(Provided passage Opens)

Had Stouffer’s Mac & Cheese tonight. One of those big frozen ones that is dubbed “family size.” I think “impacted colon” and “enough sodium to stroke out three otherwise healthy adults” are more accurate labels. If I wasn’t about to go hypo I would have thrown up the first bite and thrown away both the remaining portion and the bowl that held it. Just the thought of it processing through my intestines is enough to make my hands shake. Good thing I work at home – tomorrow morning’s movement will rival the worst of the Baroque period, something akin to Peter Paul Rubens on bad mushrooms.

Have you ever been to one of those living museums? Where people dress up and make brooms? I often wonder if there is someone there that everyone stays away from because he is “too into it.” Like he’s a Nazi about the people that use Charmin, insisting that only leaves and newspaper (post-Gutenberg) could be used to wipe your ass. If you hung along long enough, I bet you could smell him in a crowd. See how he walked funny from perpetual Pimple Ass.

One thing I enjoy about visiting old settlements is how low the doors are. I am 5’10” (or used to be – 5’9” now?). I would have been a giant. I could have walked around and … well, I would never have walked around. My childhood disease would not have been cured. I would have been a footnote in one of those families – 17 kids, 8 died before maturity, 1 of which died in infancy.

I sat in a restaurant in Chicago this past Wednesday night. My coworker stayed at some dumb hotel that messed up their shuttle so he was late. I waited an hour, but that was fine. For a while, I sat on a bench just inside the door. It was interesting to watch people come and go. This woman walked out of the eating area. A man was several feet behind her. She left the restaurant, and did not hold the door open for him. There was a vestibule, and she blew through those doors as well. They went to the same SUV, and she got behind the wheel. He was whipped; she was just a bitch. All sorts of people ignored old people approaching the doors. Not everyone, of course, but just an incredible amount of people was absorbed in their own worlds. Does not play well with others: Check. Needs to be more aware of those around him: Check. Needs to be less of an asshole: Check.

(Provided passage Closes)

Problems and tasks
(1) Rewrite the blog post paragraph that begins "One thing I enjoy about visiting old settlements" as a short bulleted list that keeps its main facts.
(2) Carry the blog post forward from its final sentence, in the same voice.

(Dataset entries Opens)

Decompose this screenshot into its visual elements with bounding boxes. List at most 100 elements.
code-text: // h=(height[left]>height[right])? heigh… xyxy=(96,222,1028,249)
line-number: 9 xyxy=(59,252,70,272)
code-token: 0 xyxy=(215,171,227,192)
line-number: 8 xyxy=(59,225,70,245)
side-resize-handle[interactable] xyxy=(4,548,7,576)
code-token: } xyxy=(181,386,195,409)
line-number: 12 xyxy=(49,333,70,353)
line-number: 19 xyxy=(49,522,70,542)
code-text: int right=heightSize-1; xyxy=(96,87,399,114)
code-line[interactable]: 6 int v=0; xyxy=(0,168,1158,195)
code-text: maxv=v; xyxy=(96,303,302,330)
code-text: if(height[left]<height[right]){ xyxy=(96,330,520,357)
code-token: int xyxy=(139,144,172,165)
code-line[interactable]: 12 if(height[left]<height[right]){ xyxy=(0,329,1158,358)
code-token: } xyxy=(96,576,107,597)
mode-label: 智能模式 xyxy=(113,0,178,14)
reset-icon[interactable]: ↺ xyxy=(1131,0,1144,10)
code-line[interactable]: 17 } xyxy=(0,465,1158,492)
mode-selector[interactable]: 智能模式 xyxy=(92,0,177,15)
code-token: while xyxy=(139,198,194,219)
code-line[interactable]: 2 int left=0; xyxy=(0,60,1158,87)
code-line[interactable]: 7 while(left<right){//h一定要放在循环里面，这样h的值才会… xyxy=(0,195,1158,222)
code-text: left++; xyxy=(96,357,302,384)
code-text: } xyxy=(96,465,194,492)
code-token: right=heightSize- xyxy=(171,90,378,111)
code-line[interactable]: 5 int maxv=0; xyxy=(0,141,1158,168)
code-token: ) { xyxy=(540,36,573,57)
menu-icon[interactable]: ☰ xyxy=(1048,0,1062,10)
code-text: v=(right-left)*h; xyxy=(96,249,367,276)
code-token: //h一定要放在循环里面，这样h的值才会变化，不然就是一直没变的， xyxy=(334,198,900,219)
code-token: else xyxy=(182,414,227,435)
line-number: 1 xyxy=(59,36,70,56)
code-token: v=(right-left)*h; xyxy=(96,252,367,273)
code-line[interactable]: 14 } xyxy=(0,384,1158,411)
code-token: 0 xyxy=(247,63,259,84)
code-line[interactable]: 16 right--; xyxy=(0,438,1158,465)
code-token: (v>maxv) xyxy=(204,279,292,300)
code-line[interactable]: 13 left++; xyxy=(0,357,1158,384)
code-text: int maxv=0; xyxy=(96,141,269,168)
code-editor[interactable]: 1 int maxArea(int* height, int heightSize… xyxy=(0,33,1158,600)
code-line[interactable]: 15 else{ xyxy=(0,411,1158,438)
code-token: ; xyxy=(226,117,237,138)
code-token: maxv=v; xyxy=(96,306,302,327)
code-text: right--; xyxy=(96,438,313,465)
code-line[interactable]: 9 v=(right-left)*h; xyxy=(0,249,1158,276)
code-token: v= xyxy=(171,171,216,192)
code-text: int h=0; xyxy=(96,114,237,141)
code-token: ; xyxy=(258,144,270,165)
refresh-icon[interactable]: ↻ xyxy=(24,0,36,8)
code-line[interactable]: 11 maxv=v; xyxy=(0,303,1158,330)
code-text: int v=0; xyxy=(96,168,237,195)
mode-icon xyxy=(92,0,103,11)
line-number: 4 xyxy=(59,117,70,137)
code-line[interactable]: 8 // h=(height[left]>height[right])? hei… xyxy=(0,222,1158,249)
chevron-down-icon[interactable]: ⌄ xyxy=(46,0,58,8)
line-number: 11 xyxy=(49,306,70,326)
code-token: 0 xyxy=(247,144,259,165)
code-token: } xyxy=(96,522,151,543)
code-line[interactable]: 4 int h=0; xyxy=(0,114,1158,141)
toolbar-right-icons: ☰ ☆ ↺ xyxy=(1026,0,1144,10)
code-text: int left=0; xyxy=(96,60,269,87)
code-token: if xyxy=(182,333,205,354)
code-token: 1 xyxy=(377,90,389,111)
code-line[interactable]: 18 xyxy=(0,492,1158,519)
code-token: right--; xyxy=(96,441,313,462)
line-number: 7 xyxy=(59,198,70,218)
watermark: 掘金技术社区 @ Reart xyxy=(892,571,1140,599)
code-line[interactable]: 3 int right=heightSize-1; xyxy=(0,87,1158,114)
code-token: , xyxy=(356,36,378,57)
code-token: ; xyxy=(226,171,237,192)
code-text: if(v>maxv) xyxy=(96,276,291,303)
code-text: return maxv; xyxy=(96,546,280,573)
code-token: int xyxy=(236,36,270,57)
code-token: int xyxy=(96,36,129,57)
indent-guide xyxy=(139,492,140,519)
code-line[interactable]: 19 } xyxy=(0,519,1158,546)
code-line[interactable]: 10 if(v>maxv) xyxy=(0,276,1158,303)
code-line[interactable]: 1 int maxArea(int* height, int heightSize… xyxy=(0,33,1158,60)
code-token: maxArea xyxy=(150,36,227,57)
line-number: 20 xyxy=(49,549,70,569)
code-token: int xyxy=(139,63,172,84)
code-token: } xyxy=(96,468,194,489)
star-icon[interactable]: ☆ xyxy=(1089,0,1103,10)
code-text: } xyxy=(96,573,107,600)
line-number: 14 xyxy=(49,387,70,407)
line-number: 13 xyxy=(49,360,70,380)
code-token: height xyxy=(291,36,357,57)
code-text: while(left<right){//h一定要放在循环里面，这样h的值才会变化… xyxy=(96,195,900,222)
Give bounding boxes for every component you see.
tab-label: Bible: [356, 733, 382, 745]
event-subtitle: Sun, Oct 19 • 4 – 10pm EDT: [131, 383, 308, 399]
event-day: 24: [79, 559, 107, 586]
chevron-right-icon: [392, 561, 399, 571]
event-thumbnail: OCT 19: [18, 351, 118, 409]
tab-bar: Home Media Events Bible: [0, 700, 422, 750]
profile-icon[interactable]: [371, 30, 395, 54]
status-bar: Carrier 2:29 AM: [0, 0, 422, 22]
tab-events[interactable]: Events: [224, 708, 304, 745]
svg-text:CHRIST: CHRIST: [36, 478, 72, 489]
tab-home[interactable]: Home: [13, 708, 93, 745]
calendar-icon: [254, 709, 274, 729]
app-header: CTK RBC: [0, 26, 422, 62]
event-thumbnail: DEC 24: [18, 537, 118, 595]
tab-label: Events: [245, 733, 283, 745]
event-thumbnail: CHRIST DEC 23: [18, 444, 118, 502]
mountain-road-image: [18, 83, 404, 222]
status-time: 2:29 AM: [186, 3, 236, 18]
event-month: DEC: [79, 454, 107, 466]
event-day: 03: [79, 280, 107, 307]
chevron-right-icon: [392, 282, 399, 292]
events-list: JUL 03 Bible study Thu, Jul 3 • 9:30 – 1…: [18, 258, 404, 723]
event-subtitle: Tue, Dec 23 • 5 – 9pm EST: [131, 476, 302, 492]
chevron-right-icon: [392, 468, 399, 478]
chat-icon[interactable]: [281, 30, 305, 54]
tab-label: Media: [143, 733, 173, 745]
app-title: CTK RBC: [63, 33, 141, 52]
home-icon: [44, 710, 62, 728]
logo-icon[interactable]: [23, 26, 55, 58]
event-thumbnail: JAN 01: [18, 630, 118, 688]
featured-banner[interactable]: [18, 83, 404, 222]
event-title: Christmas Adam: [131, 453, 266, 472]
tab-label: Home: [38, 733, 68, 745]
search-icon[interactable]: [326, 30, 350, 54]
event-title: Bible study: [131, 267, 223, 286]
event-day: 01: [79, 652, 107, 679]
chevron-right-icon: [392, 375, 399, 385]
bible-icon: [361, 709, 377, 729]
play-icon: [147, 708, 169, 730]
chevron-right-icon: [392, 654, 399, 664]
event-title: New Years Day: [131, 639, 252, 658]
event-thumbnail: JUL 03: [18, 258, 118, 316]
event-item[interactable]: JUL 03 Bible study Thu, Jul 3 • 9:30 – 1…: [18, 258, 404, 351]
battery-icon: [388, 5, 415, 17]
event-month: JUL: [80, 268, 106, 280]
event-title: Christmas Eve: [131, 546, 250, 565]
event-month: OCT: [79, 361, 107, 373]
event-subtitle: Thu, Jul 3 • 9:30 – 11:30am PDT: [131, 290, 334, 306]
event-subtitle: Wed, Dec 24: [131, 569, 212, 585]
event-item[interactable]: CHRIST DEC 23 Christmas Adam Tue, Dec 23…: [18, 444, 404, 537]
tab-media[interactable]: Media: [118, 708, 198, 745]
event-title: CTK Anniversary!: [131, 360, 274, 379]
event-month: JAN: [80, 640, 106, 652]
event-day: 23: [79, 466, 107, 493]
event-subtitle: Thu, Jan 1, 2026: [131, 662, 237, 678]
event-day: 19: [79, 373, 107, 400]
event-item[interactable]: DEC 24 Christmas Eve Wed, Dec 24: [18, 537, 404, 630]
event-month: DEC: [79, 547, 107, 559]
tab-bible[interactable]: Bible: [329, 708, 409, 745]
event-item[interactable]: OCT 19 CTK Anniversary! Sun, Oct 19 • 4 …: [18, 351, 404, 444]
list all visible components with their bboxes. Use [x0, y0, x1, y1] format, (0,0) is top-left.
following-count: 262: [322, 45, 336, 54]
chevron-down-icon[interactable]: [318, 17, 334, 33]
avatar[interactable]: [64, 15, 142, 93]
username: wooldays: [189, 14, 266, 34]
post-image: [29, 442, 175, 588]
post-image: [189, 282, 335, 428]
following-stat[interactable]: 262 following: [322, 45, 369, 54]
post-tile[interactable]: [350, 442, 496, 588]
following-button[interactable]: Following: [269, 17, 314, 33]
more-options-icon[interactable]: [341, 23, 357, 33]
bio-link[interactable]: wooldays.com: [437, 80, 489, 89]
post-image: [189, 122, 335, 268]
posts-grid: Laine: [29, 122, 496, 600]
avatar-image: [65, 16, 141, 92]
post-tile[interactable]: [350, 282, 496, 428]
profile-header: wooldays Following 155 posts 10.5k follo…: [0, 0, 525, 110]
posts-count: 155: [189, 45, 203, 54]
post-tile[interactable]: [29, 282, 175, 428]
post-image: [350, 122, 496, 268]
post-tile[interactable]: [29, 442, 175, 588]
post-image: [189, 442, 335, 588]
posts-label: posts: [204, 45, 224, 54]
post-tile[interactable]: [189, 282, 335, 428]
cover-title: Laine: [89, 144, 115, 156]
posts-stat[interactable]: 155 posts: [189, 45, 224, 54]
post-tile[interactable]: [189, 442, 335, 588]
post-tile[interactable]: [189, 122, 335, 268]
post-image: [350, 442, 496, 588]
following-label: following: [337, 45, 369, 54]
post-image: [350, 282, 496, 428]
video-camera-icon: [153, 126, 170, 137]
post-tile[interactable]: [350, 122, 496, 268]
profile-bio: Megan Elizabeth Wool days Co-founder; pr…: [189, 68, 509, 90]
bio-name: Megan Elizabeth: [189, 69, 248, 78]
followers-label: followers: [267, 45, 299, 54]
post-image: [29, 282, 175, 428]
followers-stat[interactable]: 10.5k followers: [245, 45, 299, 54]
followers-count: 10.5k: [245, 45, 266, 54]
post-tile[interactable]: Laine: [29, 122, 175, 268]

(Dataset entries Closes)

Your written answers
(1)
- Doors in old settlements are low, which the writer enjoys seeing.
- The writer is 5'10" (or perhaps 5'9" now) and would have been a giant back then.
- The writer's childhood disease would not have been cured in that era.
- The writer would have been a footnote in a large family: 17 kids, 8 dead before maturity, 1 of them in infancy.

(2)
I shaved for the first time today in almost two weeks. Took my first shower since Thursday. Did I say that out loud? Damn.

Did you ever wonder who was the first person to think about frying an egg and eating it? I suspect one fell on a rock in some god-forsaken furnace of a locale. Sounds logical. But then who thought about using uncooked egg whites and oil to make mayonnaise? And then to take that white slime and put it on bread with decaying animal flesh? And people wonder why they have loose stools – go figure. The colon is just saying, “I’m not even going to bother firming this stuff up, just – get – it – out – of – me – now!”

I’ll be driving to Virginia this week. I hope the weather is a few degrees warmer than it is here. We have frosts just north of us. I wore sweatpants and sweatshirt today. Undershirt for the first time in months. Last time I went, I had two dozen raw oysters for dinner. Will probably do the same this time. I actually dislike eating in restaurants. I am much more comfortable with my pots and pans, my spice rack, and groceries that I bought. I was out once and ordered some soup that would up having dead pig in it – couldn’t believe it. Talk about truth in advertising. It was a personal dinner, not business. I vaguely remember being yelled at for making my point to the waitress that not everyone eats corpses. Even more vague to me was when I was reminded that I ordered the same thing at the same restaurant and made the same complaint. I have learned, I do believe, to just eat what I order and always smile. It is so hard for me to learn manners.